What this task involves
Answer these questions from the article on solar and coal below:
(a) Before which month is solar on track to pass coal in total installed US capacity?
(b) Whose personal signature did the July 2025 rule require on every solar and wind permit touching federal land?
(c) How many individual solar projects were bundled together in the Esmeralda Energy Center?

Selection
──────
The US Spent a Year Blocking Solar. Solar Is About to Surpass Coal Anyway.
Solar will pass coal in US installed capacity by year's end. Now the same people who blocked it want credit.
Solar power is on track to pass coal in total installed US capacity before December. The administration that tried to stop it is now trying to take credit.
Here's the timeline that makes this story absurd.
The block
In July 2025, Interior Secretary Doug Burgum issued a rule requiring his personal signature on every solar and wind permit touching federal land. Not a department review. Not a committee. One man's signature on every project.
The result: 20 commercial-scale solar projects frozen in permitting limbo. The 118,000-acre Esmeralda Energy Center in Nevada — seven individual solar projects bundled together — effectively canceled. Developers stalled. Construction halted.
That same budget year, Republicans used their reconciliation bill to accelerate the phase-out of solar tax credits for both developers and homeowners. Burgum directed his agency to weigh fossil fuel and nuclear alternatives during permitting if they generated more energy per acre. The message was clear: solar isn't welcome here.
The numbers that didn't listen
While Washington blocked permits, the market kept building.
──────
Stored items
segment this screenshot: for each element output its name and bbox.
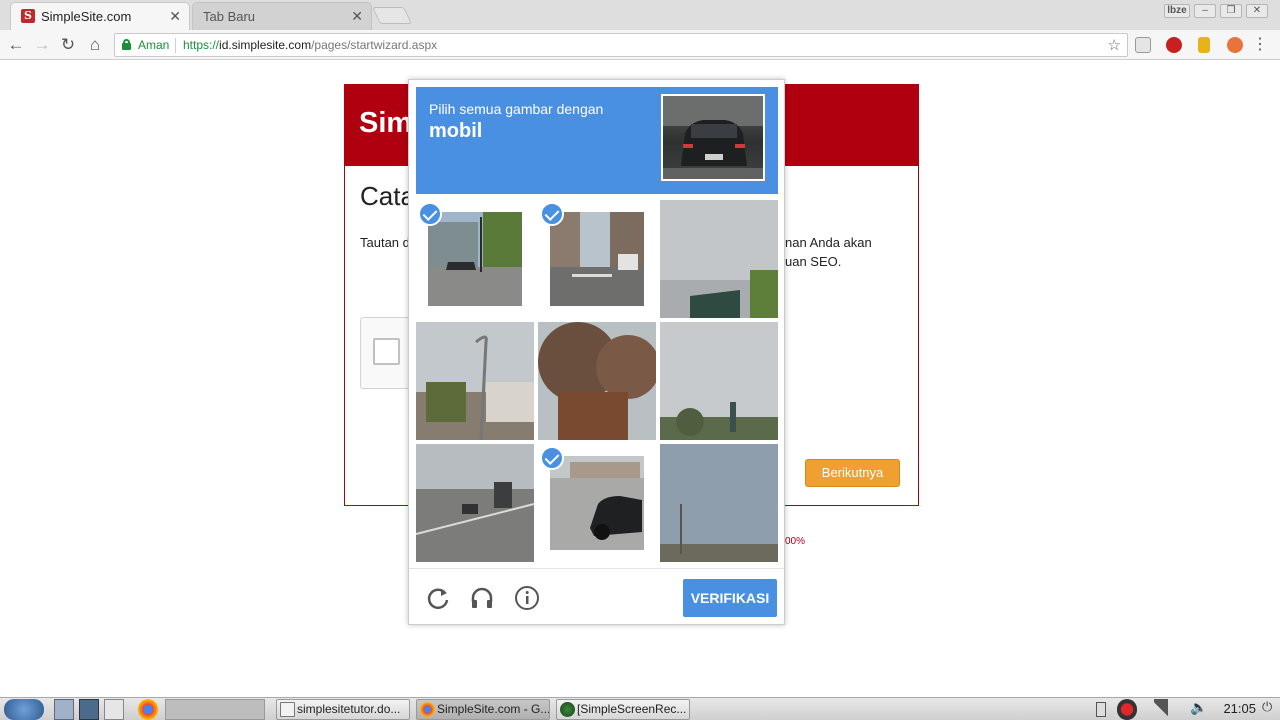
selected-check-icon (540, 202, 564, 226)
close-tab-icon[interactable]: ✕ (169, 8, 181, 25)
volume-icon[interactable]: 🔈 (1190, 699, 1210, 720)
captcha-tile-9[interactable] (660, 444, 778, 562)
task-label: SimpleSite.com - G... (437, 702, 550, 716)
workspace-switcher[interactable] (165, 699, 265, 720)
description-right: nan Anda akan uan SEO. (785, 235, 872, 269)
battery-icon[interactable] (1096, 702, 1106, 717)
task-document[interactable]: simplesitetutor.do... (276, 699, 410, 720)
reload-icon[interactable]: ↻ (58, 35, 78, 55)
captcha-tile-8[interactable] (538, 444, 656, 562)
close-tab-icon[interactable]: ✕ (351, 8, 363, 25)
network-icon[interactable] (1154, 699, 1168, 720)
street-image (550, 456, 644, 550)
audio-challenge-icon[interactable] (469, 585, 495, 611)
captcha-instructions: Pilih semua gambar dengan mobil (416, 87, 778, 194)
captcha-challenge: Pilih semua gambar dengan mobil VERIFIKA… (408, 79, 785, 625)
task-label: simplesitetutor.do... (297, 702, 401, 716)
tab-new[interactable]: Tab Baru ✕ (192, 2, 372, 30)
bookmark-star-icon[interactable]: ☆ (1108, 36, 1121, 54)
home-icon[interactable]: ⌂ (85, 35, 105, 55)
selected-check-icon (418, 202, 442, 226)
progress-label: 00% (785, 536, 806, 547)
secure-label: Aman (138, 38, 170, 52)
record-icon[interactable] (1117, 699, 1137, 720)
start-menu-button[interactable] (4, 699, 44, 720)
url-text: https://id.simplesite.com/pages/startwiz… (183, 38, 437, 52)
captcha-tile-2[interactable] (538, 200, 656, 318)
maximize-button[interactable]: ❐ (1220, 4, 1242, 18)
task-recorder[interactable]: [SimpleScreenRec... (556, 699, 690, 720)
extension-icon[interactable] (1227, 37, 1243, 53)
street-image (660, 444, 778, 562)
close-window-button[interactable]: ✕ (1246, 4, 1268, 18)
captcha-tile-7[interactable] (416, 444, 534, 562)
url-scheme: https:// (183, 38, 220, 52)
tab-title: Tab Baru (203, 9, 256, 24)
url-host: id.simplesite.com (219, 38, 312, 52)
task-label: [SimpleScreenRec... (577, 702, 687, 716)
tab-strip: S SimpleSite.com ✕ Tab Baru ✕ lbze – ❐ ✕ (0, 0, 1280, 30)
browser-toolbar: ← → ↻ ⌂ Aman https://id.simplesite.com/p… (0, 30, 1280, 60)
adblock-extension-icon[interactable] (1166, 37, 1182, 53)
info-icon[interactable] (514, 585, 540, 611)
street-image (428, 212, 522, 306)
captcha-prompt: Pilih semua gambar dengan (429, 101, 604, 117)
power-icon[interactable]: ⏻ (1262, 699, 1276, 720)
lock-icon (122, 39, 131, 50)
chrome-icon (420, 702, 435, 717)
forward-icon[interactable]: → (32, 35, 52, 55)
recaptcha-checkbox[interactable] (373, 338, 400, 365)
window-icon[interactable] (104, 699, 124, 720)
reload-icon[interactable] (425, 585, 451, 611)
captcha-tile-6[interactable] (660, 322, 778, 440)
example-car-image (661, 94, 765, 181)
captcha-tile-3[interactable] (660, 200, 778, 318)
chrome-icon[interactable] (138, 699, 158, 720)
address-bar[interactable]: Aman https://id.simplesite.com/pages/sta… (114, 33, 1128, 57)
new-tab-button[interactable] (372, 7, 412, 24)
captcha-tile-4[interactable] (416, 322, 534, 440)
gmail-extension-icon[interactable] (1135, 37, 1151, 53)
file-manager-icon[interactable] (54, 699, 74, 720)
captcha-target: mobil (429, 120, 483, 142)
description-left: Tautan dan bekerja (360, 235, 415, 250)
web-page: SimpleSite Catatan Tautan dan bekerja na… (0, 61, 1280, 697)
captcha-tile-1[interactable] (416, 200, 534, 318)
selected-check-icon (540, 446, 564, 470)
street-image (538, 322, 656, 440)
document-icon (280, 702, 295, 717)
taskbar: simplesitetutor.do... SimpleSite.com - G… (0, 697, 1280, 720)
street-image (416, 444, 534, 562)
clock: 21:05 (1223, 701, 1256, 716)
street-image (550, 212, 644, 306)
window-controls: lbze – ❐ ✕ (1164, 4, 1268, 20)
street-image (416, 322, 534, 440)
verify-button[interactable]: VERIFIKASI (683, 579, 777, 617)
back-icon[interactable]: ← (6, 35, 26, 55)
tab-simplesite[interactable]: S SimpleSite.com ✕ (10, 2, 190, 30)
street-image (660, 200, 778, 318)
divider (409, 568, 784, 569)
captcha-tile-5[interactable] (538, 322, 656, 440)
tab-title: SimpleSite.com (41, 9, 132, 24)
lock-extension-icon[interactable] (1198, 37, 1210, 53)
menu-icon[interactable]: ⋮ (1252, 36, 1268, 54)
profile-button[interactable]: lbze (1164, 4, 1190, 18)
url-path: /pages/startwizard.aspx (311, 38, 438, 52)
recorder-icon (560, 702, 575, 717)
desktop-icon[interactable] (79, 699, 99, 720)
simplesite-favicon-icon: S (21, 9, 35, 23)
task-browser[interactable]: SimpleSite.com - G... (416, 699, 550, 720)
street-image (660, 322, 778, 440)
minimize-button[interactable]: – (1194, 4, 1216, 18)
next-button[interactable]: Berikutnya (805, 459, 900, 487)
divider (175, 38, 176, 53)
──────
Expected answer
(a) December
(b) Interior Secretary Doug Burgum's
(c) Seven